Reproduce exactly the lines from the one containing "Convert this screenshot" through the end of the entries, including both. Drop the pictures.

★ ★ ★

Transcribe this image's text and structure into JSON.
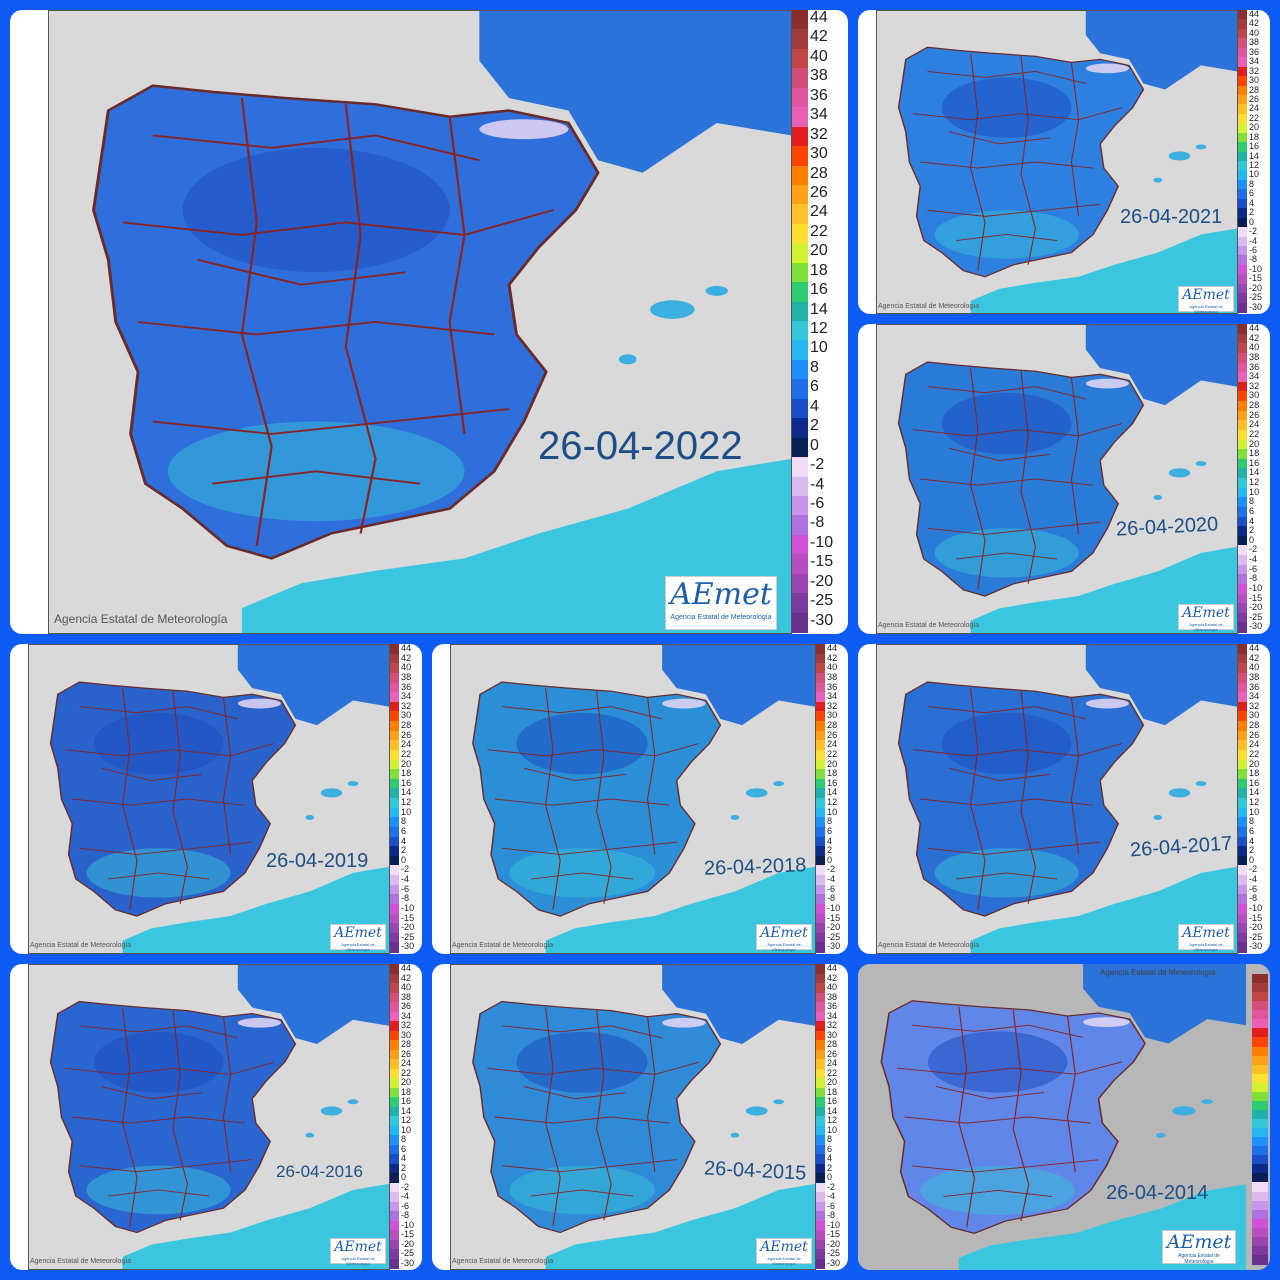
{
  "copyright_text": "Agencia Estatal de Meteorología",
  "logo": {
    "text": "AEmet",
    "subtitle": "Agencia Estatal de Meteorología"
  },
  "colors": {
    "background": "#0d5cf5",
    "sea_fill": "#d9d9d9",
    "land_fill": "#3a7be0",
    "border_line": "#8b2323",
    "date_text": "#1f4e86"
  },
  "legend_labels": [
    "44",
    "42",
    "40",
    "38",
    "36",
    "34",
    "32",
    "30",
    "28",
    "26",
    "24",
    "22",
    "20",
    "18",
    "16",
    "14",
    "12",
    "10",
    "8",
    "6",
    "4",
    "2",
    "0",
    "-2",
    "-4",
    "-6",
    "-8",
    "-10",
    "-15",
    "-20",
    "-25",
    "-30"
  ],
  "legend_colors": [
    "#8b2e2e",
    "#a33b3b",
    "#c04545",
    "#d44e7a",
    "#e0559c",
    "#ea5fb8",
    "#e11d1d",
    "#ff4500",
    "#ff7f00",
    "#ff9f1a",
    "#ffbf26",
    "#ffdf33",
    "#d4f033",
    "#7fe03a",
    "#2ecc71",
    "#20b2aa",
    "#33c6d9",
    "#25b8f0",
    "#1e90ff",
    "#1e6fe8",
    "#1a4fc9",
    "#0b2a8a",
    "#0a1e55",
    "#f0dcf5",
    "#dcbaf0",
    "#c795ea",
    "#b070e0",
    "#d24fd8",
    "#b84fc0",
    "#9a44b0",
    "#7d3aa0",
    "#6b2f90"
  ],
  "maps": [
    {
      "id": "2022",
      "date": "26-04-2022",
      "land": "#2f6fdc"
    },
    {
      "id": "2021",
      "date": "26-04-2021",
      "land": "#2d7fe0"
    },
    {
      "id": "2020",
      "date": "26-04-2020",
      "land": "#2a7ad8"
    },
    {
      "id": "2019",
      "date": "26-04-2019",
      "land": "#2a62cc"
    },
    {
      "id": "2018",
      "date": "26-04-2018",
      "land": "#2b8fd8"
    },
    {
      "id": "2017",
      "date": "26-04-2017",
      "land": "#2a6fd4"
    },
    {
      "id": "2016",
      "date": "26-04-2016",
      "land": "#2a66d0"
    },
    {
      "id": "2015",
      "date": "26-04-2015",
      "land": "#2f8ad8"
    },
    {
      "id": "2014",
      "date": "26-04-2014",
      "land": "#5f86e8"
    }
  ]
}
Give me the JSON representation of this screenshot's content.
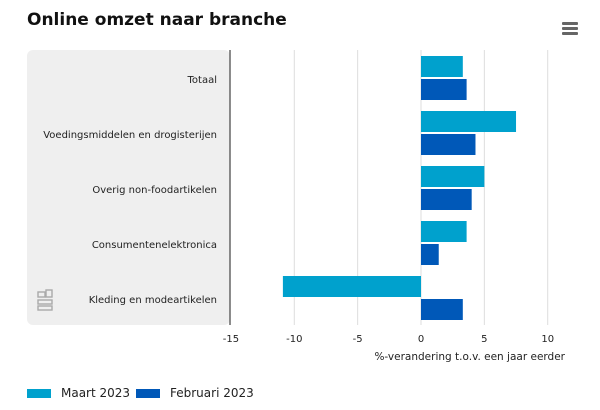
{
  "header": {
    "title": "Online omzet naar branche",
    "menu_icon": "hamburger-menu-icon"
  },
  "chart_data": {
    "type": "bar",
    "orientation": "horizontal",
    "title": "Online omzet naar branche",
    "categories": [
      "Totaal",
      "Voedingsmiddelen en drogisterijen",
      "Overig non-foodartikelen",
      "Consumentenelektronica",
      "Kleding en modeartikelen"
    ],
    "series": [
      {
        "name": "Maart 2023",
        "color": "#00a1cd",
        "values": [
          3.3,
          7.5,
          5.0,
          3.6,
          -10.9
        ]
      },
      {
        "name": "Februari 2023",
        "color": "#0058b8",
        "values": [
          3.6,
          4.3,
          4.0,
          1.4,
          3.3
        ]
      }
    ],
    "xlabel": "%-verandering t.o.v. een jaar eerder",
    "ylabel": "",
    "xlim": [
      -15,
      10.7
    ],
    "xticks": [
      "-15",
      "-10",
      "-5",
      "0",
      "5",
      "10"
    ],
    "grid": true,
    "legend": "bottom-left"
  }
}
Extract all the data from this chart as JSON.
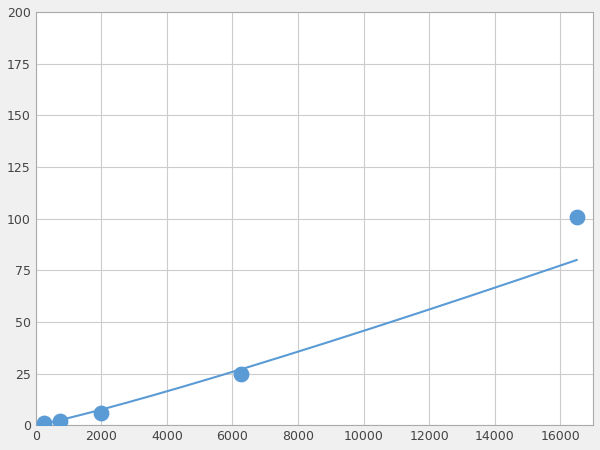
{
  "x": [
    250,
    750,
    2000,
    6250,
    16500
  ],
  "y": [
    1,
    2,
    6,
    25,
    101
  ],
  "line_color": "#5b9bd5",
  "marker_color": "#5b9bd5",
  "marker_size": 6,
  "xlim": [
    0,
    17000
  ],
  "ylim": [
    0,
    200
  ],
  "xticks": [
    0,
    2000,
    4000,
    6000,
    8000,
    10000,
    12000,
    14000,
    16000
  ],
  "yticks": [
    0,
    25,
    50,
    75,
    100,
    125,
    150,
    175,
    200
  ],
  "grid_color": "#cccccc",
  "background_color": "#ffffff",
  "figure_background": "#f0f0f0"
}
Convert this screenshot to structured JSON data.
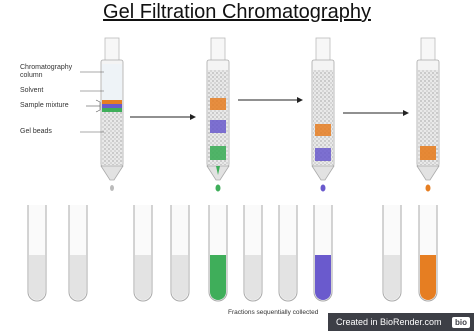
{
  "title": "Gel Filtration Chromatography",
  "labels": [
    "Chromatography column",
    "Solvent",
    "Sample mixture",
    "Gel beads"
  ],
  "caption": "Fractions sequentially collected",
  "footer": {
    "text": "Created in BioRender.com",
    "badge": "bio"
  }
}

★ ★ ★

• [Written answer]
Convert this screenshot to structured JSON data.
{
  "title": "Gel Filtration Chromatography",
  "labels": [
    "Chromatography column",
    "Solvent",
    "Sample mixture",
    "Gel beads"
  ],
  "caption": "Fractions sequentially collected",
  "footer": {
    "text": "Created in BioRender.com",
    "badge": "bio"
  }
}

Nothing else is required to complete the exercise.